- Instructions -
[a] Answer these questions about the forum thread on the trig integral:
(i) On what date were the posts in the thread made?
(ii) When integrating by parts, what did the first poster choose for dv?
(iii) Which identity does the first poster confirm as correct?
[b] Write out the part of the forum thread on the trig integral from "# Confusing Trig/rational" to "really ugly math?", word for word.

- Quoted passage -

# Confusing Trig/rational Integral

1. May 9, 2005

### Chaz706

$$\int (sin(t)-cos(t)) \sqrt{cos^2(t)-sin^2(t)} dt$$

Is there a trig idendity I can use? I've distributed that root to both terms to get:
$$\int sin(t) \sqrt{cos^2(t)-sin^2(t)} dt -$$ $$\int cos(t) \sqrt{cos^2(t)-sin^2(t)}$$

If I take one of the terms and integrate by parts, I'm trying to put $$u=\sqrt{cos^2(t)-sin^2(t)}$$ and $$dv= sin(t)$$ or $$dv= cos(t)$$ but that ugly root's derivative appears inside the $$\int vdu$$ part.

Is there a trig identity I'm missing, or some other tactic I could use? or could this just be really really ugly math?

2. May 9, 2005

### whozum

Its either

$$cos^2(t) - sin^2(t) = cos(2t)$$**

or

$$sin^2(t) - cos^2(t) = cos(2t)$$

3. May 9, 2005

### Chaz706

Whozum:
$$cos^2(t) - sin^2(t) = cos(2t)$$ is the correct identity (and thanks! It may just help!)

Data excerpts:

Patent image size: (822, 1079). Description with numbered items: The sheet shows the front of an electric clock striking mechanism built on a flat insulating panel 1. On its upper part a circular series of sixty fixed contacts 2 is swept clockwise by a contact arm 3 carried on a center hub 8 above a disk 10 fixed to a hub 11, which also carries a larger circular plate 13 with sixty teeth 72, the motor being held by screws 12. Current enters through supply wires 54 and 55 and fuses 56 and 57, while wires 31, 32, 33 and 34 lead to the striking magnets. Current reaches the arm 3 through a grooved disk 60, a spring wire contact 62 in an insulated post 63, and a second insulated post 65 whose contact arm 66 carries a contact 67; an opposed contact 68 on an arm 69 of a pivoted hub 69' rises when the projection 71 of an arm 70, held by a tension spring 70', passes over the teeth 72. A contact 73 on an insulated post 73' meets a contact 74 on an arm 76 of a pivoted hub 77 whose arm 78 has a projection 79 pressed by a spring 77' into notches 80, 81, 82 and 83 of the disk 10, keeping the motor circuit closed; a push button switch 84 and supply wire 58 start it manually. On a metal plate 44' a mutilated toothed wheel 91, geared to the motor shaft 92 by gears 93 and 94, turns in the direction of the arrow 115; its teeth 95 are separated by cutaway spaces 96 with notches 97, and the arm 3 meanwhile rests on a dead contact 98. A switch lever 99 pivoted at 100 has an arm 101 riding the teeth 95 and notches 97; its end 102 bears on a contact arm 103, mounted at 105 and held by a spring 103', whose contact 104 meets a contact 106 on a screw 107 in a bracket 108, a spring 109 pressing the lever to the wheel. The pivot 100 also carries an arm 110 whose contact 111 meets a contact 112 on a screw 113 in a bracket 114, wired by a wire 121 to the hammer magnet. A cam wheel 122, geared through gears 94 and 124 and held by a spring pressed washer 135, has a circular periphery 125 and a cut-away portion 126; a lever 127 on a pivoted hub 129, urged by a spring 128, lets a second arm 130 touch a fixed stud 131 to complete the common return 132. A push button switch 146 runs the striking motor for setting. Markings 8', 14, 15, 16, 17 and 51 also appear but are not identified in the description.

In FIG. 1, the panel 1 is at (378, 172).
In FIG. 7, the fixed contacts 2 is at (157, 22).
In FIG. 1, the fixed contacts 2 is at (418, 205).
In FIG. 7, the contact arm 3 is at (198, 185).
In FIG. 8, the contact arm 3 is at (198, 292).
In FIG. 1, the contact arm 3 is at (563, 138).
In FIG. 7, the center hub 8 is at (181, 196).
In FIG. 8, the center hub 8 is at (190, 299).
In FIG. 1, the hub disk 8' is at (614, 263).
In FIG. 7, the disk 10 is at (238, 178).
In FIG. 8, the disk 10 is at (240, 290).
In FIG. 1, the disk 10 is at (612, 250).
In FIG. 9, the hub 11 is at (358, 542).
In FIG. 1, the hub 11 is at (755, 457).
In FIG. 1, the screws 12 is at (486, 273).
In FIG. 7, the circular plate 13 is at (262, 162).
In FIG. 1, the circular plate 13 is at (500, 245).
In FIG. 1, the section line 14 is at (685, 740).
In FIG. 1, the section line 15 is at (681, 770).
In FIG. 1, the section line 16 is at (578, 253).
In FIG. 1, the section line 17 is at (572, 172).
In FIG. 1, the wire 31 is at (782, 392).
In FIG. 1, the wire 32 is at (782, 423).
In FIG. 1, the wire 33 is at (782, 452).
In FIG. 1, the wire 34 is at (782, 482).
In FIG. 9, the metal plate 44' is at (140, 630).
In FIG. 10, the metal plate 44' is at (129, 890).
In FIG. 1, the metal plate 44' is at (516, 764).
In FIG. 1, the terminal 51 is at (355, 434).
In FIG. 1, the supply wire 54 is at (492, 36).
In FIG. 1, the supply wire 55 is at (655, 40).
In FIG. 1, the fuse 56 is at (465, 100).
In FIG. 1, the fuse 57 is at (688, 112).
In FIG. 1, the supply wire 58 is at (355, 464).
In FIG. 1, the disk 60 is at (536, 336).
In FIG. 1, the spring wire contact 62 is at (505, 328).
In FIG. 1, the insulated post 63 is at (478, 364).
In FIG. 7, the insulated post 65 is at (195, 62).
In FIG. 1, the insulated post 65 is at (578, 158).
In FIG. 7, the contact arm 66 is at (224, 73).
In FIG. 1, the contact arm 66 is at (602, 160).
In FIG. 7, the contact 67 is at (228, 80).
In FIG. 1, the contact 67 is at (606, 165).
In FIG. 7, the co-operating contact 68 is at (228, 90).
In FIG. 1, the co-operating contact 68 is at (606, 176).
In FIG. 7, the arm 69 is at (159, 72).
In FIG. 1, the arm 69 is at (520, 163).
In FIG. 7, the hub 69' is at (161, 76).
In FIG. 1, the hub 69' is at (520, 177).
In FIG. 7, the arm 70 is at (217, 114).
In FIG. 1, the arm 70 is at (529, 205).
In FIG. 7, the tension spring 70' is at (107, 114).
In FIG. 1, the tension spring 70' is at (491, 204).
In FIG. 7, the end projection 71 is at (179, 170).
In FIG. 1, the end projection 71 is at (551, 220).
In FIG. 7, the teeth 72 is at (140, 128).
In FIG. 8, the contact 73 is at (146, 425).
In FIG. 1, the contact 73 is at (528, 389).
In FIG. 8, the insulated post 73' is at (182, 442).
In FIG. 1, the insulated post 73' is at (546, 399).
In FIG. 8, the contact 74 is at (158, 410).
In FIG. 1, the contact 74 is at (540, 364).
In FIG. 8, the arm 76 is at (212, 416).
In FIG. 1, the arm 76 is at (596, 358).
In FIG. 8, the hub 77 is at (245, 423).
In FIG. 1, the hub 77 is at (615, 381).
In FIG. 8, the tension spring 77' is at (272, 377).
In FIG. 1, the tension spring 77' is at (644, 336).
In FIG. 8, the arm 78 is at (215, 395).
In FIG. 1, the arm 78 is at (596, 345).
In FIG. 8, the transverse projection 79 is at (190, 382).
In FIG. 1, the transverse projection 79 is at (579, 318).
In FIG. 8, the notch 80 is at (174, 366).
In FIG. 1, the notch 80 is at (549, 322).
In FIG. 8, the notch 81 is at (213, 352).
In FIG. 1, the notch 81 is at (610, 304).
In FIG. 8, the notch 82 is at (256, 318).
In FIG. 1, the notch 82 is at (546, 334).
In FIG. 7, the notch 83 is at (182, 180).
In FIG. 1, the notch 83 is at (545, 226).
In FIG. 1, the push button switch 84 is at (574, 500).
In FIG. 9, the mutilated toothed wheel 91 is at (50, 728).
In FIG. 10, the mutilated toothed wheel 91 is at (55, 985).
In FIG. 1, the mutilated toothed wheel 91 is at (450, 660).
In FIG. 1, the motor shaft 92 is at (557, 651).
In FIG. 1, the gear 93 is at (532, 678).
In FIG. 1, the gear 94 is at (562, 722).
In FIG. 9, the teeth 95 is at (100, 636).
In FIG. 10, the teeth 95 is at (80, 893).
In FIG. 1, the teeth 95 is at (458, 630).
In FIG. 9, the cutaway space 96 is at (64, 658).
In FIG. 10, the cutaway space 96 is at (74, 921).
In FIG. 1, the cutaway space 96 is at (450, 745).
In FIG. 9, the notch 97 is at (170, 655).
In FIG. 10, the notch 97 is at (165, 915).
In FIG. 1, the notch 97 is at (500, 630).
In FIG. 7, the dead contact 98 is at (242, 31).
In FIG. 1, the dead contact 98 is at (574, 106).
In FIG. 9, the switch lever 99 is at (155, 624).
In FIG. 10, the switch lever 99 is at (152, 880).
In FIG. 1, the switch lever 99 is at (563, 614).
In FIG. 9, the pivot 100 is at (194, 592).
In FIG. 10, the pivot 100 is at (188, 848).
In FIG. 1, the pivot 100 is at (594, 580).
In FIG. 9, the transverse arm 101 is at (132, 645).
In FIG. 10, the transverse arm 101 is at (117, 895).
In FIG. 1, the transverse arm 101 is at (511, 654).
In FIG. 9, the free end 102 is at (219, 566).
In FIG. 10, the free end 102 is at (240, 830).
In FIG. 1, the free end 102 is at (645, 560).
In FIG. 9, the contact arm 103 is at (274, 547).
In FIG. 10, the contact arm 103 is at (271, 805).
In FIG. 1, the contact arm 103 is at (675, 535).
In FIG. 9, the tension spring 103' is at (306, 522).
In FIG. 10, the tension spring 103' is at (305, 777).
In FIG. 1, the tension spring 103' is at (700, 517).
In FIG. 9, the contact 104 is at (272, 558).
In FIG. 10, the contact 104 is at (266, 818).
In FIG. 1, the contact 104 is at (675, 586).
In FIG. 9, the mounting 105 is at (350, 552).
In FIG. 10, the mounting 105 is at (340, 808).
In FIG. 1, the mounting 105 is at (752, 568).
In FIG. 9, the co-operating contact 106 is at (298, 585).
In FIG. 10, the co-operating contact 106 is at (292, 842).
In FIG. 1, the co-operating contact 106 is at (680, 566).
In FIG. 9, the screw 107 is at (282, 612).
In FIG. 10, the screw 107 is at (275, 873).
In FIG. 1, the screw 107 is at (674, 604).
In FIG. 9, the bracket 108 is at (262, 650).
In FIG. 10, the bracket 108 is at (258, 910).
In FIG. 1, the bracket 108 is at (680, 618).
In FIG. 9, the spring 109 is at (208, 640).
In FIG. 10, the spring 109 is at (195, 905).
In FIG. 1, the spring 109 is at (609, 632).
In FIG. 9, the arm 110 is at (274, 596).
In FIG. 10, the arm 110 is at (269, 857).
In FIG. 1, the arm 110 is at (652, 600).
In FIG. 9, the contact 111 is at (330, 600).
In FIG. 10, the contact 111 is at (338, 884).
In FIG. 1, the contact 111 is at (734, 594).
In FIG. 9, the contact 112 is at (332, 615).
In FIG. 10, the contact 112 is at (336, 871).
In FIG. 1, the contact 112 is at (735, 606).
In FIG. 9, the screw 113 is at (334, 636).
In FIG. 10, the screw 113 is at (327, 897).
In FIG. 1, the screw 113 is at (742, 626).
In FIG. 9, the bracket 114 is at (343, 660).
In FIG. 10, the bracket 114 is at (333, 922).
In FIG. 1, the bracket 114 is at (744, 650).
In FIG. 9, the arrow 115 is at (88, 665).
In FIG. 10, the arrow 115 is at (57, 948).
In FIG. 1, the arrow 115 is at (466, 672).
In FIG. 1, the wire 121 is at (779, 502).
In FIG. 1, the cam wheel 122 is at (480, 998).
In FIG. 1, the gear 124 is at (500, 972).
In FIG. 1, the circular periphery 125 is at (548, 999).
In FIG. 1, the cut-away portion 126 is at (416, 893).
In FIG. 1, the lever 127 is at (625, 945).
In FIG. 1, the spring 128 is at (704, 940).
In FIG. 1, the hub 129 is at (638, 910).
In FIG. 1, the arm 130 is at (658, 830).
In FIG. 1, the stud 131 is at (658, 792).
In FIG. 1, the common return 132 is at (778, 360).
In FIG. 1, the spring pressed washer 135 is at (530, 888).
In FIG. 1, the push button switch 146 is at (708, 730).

- Results in order -
[a]
(i) May 9, 2005
(ii) sin(t) or cos(t)
(iii) cos^2(t) - sin^2(t) = cos(2t)

[b]
# Confusing Trig/rational Integral

1. May 9, 2005

### Chaz706

$$\int (sin(t)-cos(t)) \sqrt{cos^2(t)-sin^2(t)} dt$$

Is there a trig idendity I can use? I've distributed that root to both terms to get:
$$\int sin(t) \sqrt{cos^2(t)-sin^2(t)} dt -$$ $$\int cos(t) \sqrt{cos^2(t)-sin^2(t)}$$

If I take one of the terms and integrate by parts, I'm trying to put $$u=\sqrt{cos^2(t)-sin^2(t)}$$ and $$dv= sin(t)$$ or $$dv= cos(t)$$ but that ugly root's derivative appears inside the $$\int vdu$$ part.

Is there a trig identity I'm missing, or some other tactic I could use? or could this just be really really ugly math?